(begin)

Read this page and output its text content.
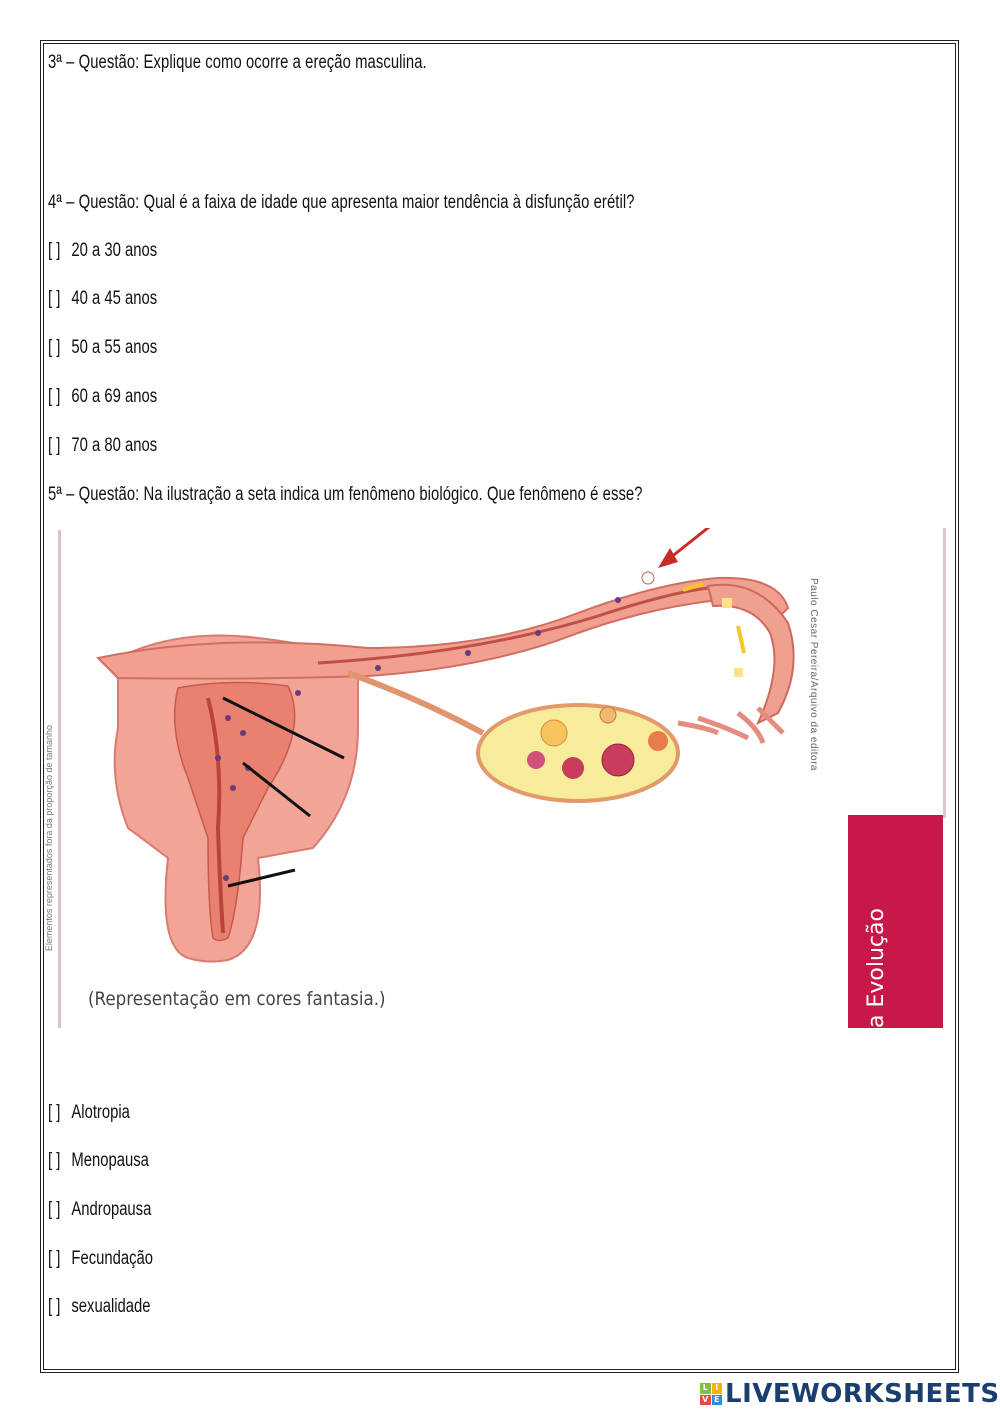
3ª – Questão: Explique como ocorre a ereção masculina.
4ª – Questão: Qual é a faixa de idade que apresenta maior tendência à disfunção erétil?
[ ] 20 a 30 anos
[ ] 40 a 45 anos
[ ] 50 a 55 anos
[ ] 60 a 69 anos
[ ] 70 a 80 anos
5ª – Questão: Na ilustração a seta indica um fenômeno biológico. Que fenômeno é esse?
(Representação em cores fantasia.)
Paulo Cesar Pereira/Arquivo da editora
Elementos representados fora da proporção de tamanho
a Evolução
[ ] Alotropia
[ ] Menopausa
[ ] Andropausa
[ ] Fecundação
[ ] sexualidade
L I
V E LIVEWORKSHEETS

(end)

→ **Exercise**
Above are records with pictures; repeat the records exactly and leave the pictures out.

→ **The answer**
Read this page and output its text content.
3ª – Questão: Explique como ocorre a ereção masculina.
4ª – Questão: Qual é a faixa de idade que apresenta maior tendência à disfunção erétil?
[ ] 20 a 30 anos
[ ] 40 a 45 anos
[ ] 50 a 55 anos
[ ] 60 a 69 anos
[ ] 70 a 80 anos
5ª – Questão: Na ilustração a seta indica um fenômeno biológico. Que fenômeno é esse?
(Representação em cores fantasia.)
Paulo Cesar Pereira/Arquivo da editora
Elementos representados fora da proporção de tamanho
a Evolução
[ ] Alotropia
[ ] Menopausa
[ ] Andropausa
[ ] Fecundação
[ ] sexualidade
L I
V E LIVEWORKSHEETS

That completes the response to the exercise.